Задания:
(A) Дословно перепишите из отрывка часть, которая начинается со слов «Все эти соображения» и заканчивается словами «других аналогичных случаях.».
(B) Назовите всех людей, которые упомянуты в отрывке по имени или фамилии.

На этот непростой вопрос есть ответ: если бы Александра I не устраивала роль Николая как мальчика для битья в постоянных конфликтах с офицерами, то еще с 1818 года у царя было множество вариантов как-то исправить служебное положение брата — и, однако, это не было сделано!
Все эти соображения и заставили Александра I согласиться с Милорадовичем, прямо и косвенно просившего и настаивавшего не раздувать скандал и простить заговорщиков, взятых им, Милорадовичем, под личную ответственность.
Возможно, такое решение далось царю нелегко. Тем более неожиданным оно оказалось для Васильчикова, в беседе с которым Александр и высказал столь удивительные суждения.
Параллели между заговорщиками 11 марта 1801 года и 14 декабря 1825 года самоочевидны и отмечались многими. Это нисколько не умеряло беспокойств самого Александра и его нескрываемой враждебности к заговорщикам — так было и до мая 1821 года (причем, как известно, совсем незадолго), и после.
Что же случилось во время беседы с Васильчиковым? Разумеется то же, что и во многих других аналогичных случаях.
Васильчиков был неприятно поражен решением царя, не желавшего расширять расследование. Васильчиков посчитал это ошибкой и настаивал на исправлении. Очевидно, он пережал — Александр не выносил такого давления и, естественно, не имел желания объяснять собственные мотивы, о которых Васильчиков не сумел догадаться. Вероятно, на минуту Васильчиков увлекся и упустил из виду события 1801 года, непосредственным свидетелем которых был. Нападая на теперешних заговорщиков — а это было его позицией, хорошо понятной, — он, по-видимому, допустил какой-то выпад против конспираторов, который Александр, с его болезненной мнительностью на эту тему, мог принять на собственный счет. Такой вызов не прощался никому, и сейчас не простился Васильчикову!
Возможно, Александр вовсе не собирался снимать старого друга с должности, но теперь он это не просто сделал, а заменил его не кем-нибудь, а Уваровым — почти единственным остающимся в строю участником цареубийства 11 марта!
Такая вызывающая демонстрация была публичной реабилитацией, но не постаревшего сановника, а самого венценосного отцеубийцы!
Едва ли в таком назначении было рациональное служебное зерно. Сам Уваров настолько не был готов к исполнению командных обязанностей, что приступил к ним лишь через год — Александр, очевидно, счел необходимым настоять на неизменности собственного решения! Служить же Уварову, умершему в 1824 году, предстояло, как оказалось, совсем немного.

[Записи, взятые из подборки]
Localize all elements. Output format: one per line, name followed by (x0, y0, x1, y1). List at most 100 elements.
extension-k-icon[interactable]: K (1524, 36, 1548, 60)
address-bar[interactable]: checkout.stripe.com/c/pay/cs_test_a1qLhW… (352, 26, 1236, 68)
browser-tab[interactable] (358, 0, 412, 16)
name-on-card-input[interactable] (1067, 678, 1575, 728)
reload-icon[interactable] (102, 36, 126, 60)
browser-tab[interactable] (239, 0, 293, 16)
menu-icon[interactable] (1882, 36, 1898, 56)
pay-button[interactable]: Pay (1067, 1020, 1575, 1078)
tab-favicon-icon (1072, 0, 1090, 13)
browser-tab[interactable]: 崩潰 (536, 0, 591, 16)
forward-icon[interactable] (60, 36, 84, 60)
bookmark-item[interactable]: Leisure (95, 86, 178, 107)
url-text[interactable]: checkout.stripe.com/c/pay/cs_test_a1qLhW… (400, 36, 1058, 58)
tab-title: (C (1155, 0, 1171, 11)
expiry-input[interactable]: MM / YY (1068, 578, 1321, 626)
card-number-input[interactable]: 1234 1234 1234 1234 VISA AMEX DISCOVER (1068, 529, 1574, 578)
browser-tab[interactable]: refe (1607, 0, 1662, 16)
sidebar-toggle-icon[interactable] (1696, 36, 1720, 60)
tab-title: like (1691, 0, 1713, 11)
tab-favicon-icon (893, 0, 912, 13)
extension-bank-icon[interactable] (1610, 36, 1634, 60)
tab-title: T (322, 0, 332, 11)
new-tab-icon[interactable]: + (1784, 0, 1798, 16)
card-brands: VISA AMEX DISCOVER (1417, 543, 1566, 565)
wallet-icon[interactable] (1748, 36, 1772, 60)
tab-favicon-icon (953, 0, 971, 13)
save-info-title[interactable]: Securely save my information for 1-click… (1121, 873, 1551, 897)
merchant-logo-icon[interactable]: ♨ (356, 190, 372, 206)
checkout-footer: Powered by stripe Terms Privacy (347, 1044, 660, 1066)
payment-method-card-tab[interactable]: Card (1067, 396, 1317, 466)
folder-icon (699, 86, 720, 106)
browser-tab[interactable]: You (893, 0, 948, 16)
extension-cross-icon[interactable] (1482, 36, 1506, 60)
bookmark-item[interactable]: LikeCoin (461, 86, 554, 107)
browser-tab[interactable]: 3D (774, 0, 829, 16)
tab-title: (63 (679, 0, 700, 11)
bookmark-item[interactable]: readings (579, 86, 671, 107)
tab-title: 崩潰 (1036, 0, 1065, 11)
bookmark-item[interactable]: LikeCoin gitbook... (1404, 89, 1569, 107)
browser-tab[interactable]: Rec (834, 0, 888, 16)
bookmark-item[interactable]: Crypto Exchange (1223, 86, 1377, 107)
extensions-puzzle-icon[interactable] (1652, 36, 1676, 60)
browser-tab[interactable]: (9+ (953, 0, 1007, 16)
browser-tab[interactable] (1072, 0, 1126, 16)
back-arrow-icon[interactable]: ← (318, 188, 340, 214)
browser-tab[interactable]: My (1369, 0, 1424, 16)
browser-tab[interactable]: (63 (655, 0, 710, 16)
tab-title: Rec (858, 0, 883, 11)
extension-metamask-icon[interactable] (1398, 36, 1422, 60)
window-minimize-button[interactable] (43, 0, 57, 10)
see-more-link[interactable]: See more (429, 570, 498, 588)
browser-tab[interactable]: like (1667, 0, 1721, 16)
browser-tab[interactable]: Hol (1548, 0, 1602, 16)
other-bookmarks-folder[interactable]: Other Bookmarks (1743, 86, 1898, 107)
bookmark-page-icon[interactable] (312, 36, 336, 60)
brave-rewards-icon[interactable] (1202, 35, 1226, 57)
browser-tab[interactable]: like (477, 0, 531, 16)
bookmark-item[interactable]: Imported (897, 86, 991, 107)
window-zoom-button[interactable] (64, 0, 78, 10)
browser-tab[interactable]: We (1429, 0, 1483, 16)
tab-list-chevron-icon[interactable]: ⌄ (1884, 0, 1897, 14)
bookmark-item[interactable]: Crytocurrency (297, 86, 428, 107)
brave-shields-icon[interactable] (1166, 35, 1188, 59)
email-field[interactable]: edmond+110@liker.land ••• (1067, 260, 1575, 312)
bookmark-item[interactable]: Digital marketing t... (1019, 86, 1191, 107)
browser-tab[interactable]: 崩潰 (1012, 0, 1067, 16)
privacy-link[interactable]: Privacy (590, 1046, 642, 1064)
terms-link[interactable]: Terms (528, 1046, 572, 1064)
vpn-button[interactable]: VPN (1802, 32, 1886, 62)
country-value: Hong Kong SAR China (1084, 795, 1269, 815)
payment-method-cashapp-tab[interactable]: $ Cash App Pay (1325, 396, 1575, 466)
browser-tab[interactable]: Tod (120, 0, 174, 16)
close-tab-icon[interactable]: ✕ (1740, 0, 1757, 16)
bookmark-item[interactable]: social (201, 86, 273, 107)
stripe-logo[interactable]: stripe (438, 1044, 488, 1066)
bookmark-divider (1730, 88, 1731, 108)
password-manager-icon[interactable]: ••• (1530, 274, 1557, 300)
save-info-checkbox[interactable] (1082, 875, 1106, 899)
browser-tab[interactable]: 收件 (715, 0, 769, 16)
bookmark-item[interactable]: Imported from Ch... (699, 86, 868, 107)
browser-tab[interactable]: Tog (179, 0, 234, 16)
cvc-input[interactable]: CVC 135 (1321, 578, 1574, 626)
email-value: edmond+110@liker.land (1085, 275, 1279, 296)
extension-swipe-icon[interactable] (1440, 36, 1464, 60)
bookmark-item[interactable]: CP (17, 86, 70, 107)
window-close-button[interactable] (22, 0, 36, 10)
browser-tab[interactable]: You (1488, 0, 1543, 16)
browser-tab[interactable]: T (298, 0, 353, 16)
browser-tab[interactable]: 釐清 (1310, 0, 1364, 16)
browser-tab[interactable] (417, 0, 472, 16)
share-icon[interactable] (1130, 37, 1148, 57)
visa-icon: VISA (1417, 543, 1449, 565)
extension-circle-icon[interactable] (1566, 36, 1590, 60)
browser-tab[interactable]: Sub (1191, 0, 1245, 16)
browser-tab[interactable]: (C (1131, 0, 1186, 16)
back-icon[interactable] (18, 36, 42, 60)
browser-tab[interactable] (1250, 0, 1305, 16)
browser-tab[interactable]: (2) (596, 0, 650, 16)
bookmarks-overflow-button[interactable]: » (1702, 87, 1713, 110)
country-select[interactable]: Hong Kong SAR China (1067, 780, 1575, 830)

Ответы к заданиям:
(A)
Все эти соображения и заставили Александра I согласиться с Милорадовичем, прямо и косвенно просившего и настаивавшего не раздувать скандал и простить заговорщиков, взятых им, Милорадовичем, под личную ответственность.
Возможно, такое решение далось царю нелегко. Тем более неожиданным оно оказалось для Васильчикова, в беседе с которым Александр и высказал столь удивительные суждения.
Параллели между заговорщиками 11 марта 1801 года и 14 декабря 1825 года самоочевидны и отмечались многими. Это нисколько не умеряло беспокойств самого Александра и его нескрываемой враждебности к заговорщикам — так было и до мая 1821 года (причем, как известно, совсем незадолго), и после.
Что же случилось во время беседы с Васильчиковым? Разумеется то же, что и во многих других аналогичных случаях.

(B) Александр I, Николай, Милорадович, Васильчиков, Уваров.